**Task material**.
━━━━━━━━━━━━━━━━

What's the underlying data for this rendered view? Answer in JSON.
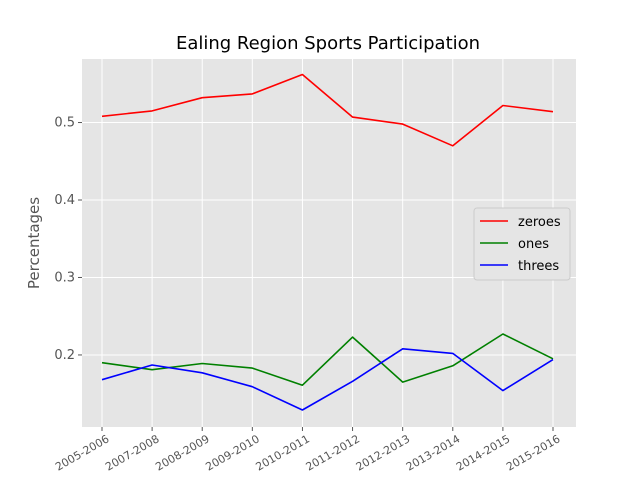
{
  "chart_data": {
    "type": "line",
    "title": "Ealing Region Sports Participation",
    "xlabel": "",
    "ylabel": "Percentages",
    "categories": [
      "2005-2006",
      "2007-2008",
      "2008-2009",
      "2009-2010",
      "2010-2011",
      "2011-2012",
      "2012-2013",
      "2013-2014",
      "2014-2015",
      "2015-2016"
    ],
    "ylim": [
      0.107,
      0.582
    ],
    "yticks": [
      0.2,
      0.3,
      0.4,
      0.5
    ],
    "ytick_labels": [
      "0.2",
      "0.3",
      "0.4",
      "0.5"
    ],
    "grid": true,
    "legend_position": "center-right",
    "series": [
      {
        "name": "zeroes",
        "color": "#ff0000",
        "values": [
          0.508,
          0.515,
          0.532,
          0.537,
          0.562,
          0.507,
          0.498,
          0.47,
          0.522,
          0.514
        ]
      },
      {
        "name": "ones",
        "color": "#008000",
        "values": [
          0.19,
          0.181,
          0.189,
          0.183,
          0.161,
          0.223,
          0.165,
          0.186,
          0.227,
          0.195
        ]
      },
      {
        "name": "threes",
        "color": "#0000ff",
        "values": [
          0.168,
          0.187,
          0.177,
          0.159,
          0.129,
          0.166,
          0.208,
          0.202,
          0.154,
          0.194
        ]
      }
    ]
  }
}
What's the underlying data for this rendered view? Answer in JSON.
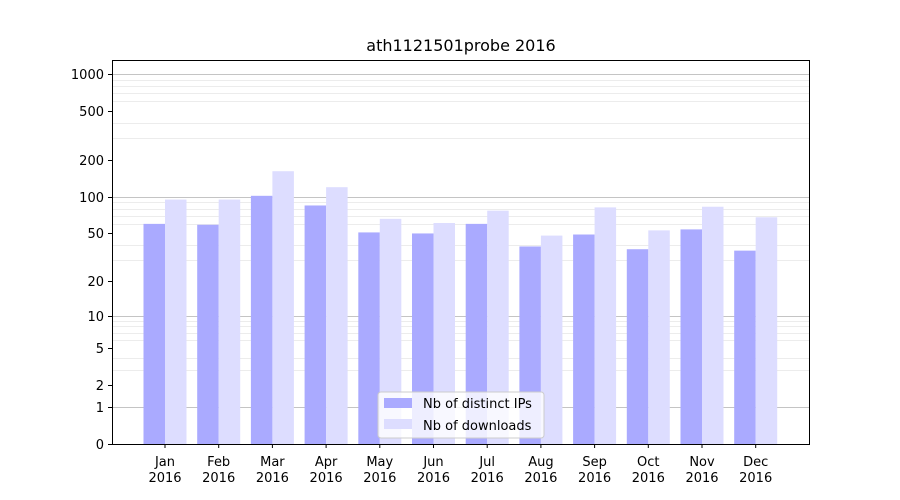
{
  "chart_data": {
    "type": "bar",
    "title": "ath1121501probe 2016",
    "xlabel": "",
    "ylabel": "",
    "y_scale": "symlog",
    "ylim": [
      0,
      1300
    ],
    "y_ticks": [
      0,
      1,
      2,
      5,
      10,
      20,
      50,
      100,
      200,
      500,
      1000
    ],
    "y_tick_labels": [
      "0",
      "1",
      "2",
      "5",
      "10",
      "20",
      "50",
      "100",
      "200",
      "500",
      "1000"
    ],
    "categories": [
      {
        "month": "Jan",
        "year": "2016"
      },
      {
        "month": "Feb",
        "year": "2016"
      },
      {
        "month": "Mar",
        "year": "2016"
      },
      {
        "month": "Apr",
        "year": "2016"
      },
      {
        "month": "May",
        "year": "2016"
      },
      {
        "month": "Jun",
        "year": "2016"
      },
      {
        "month": "Jul",
        "year": "2016"
      },
      {
        "month": "Aug",
        "year": "2016"
      },
      {
        "month": "Sep",
        "year": "2016"
      },
      {
        "month": "Oct",
        "year": "2016"
      },
      {
        "month": "Nov",
        "year": "2016"
      },
      {
        "month": "Dec",
        "year": "2016"
      }
    ],
    "series": [
      {
        "name": "Nb of distinct IPs",
        "color": "#aaaaff",
        "values": [
          60,
          59,
          102,
          85,
          51,
          50,
          60,
          39,
          49,
          37,
          54,
          36
        ]
      },
      {
        "name": "Nb of downloads",
        "color": "#ddddff",
        "values": [
          95,
          95,
          162,
          120,
          66,
          61,
          77,
          48,
          82,
          53,
          83,
          68
        ]
      }
    ],
    "grid": true,
    "legend_position": "lower-center"
  }
}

━━━━━━━━━━━━━━━━

Without the pictures, write out the whole listing above exactly as it appears.

What's the underlying data for this rendered view? Answer in JSON.
{
  "chart_data": {
    "type": "line",
    "title": "Ealing Region Sports Participation",
    "xlabel": "",
    "ylabel": "Percentages",
    "categories": [
      "2005-2006",
      "2007-2008",
      "2008-2009",
      "2009-2010",
      "2010-2011",
      "2011-2012",
      "2012-2013",
      "2013-2014",
      "2014-2015",
      "2015-2016"
    ],
    "ylim": [
      0.107,
      0.582
    ],
    "yticks": [
      0.2,
      0.3,
      0.4,
      0.5
    ],
    "ytick_labels": [
      "0.2",
      "0.3",
      "0.4",
      "0.5"
    ],
    "grid": true,
    "legend_position": "center-right",
    "series": [
      {
        "name": "zeroes",
        "color": "#ff0000",
        "values": [
          0.508,
          0.515,
          0.532,
          0.537,
          0.562,
          0.507,
          0.498,
          0.47,
          0.522,
          0.514
        ]
      },
      {
        "name": "ones",
        "color": "#008000",
        "values": [
          0.19,
          0.181,
          0.189,
          0.183,
          0.161,
          0.223,
          0.165,
          0.186,
          0.227,
          0.195
        ]
      },
      {
        "name": "threes",
        "color": "#0000ff",
        "values": [
          0.168,
          0.187,
          0.177,
          0.159,
          0.129,
          0.166,
          0.208,
          0.202,
          0.154,
          0.194
        ]
      }
    ]
  }
}
What's the underlying data for this rendered view? Answer in JSON.
{
  "chart_data": {
    "type": "bar",
    "title": "ath1121501probe 2016",
    "xlabel": "",
    "ylabel": "",
    "y_scale": "symlog",
    "ylim": [
      0,
      1300
    ],
    "y_ticks": [
      0,
      1,
      2,
      5,
      10,
      20,
      50,
      100,
      200,
      500,
      1000
    ],
    "y_tick_labels": [
      "0",
      "1",
      "2",
      "5",
      "10",
      "20",
      "50",
      "100",
      "200",
      "500",
      "1000"
    ],
    "categories": [
      {
        "month": "Jan",
        "year": "2016"
      },
      {
        "month": "Feb",
        "year": "2016"
      },
      {
        "month": "Mar",
        "year": "2016"
      },
      {
        "month": "Apr",
        "year": "2016"
      },
      {
        "month": "May",
        "year": "2016"
      },
      {
        "month": "Jun",
        "year": "2016"
      },
      {
        "month": "Jul",
        "year": "2016"
      },
      {
        "month": "Aug",
        "year": "2016"
      },
      {
        "month": "Sep",
        "year": "2016"
      },
      {
        "month": "Oct",
        "year": "2016"
      },
      {
        "month": "Nov",
        "year": "2016"
      },
      {
        "month": "Dec",
        "year": "2016"
      }
    ],
    "series": [
      {
        "name": "Nb of distinct IPs",
        "color": "#aaaaff",
        "values": [
          60,
          59,
          102,
          85,
          51,
          50,
          60,
          39,
          49,
          37,
          54,
          36
        ]
      },
      {
        "name": "Nb of downloads",
        "color": "#ddddff",
        "values": [
          95,
          95,
          162,
          120,
          66,
          61,
          77,
          48,
          82,
          53,
          83,
          68
        ]
      }
    ],
    "grid": true,
    "legend_position": "lower-center"
  }
}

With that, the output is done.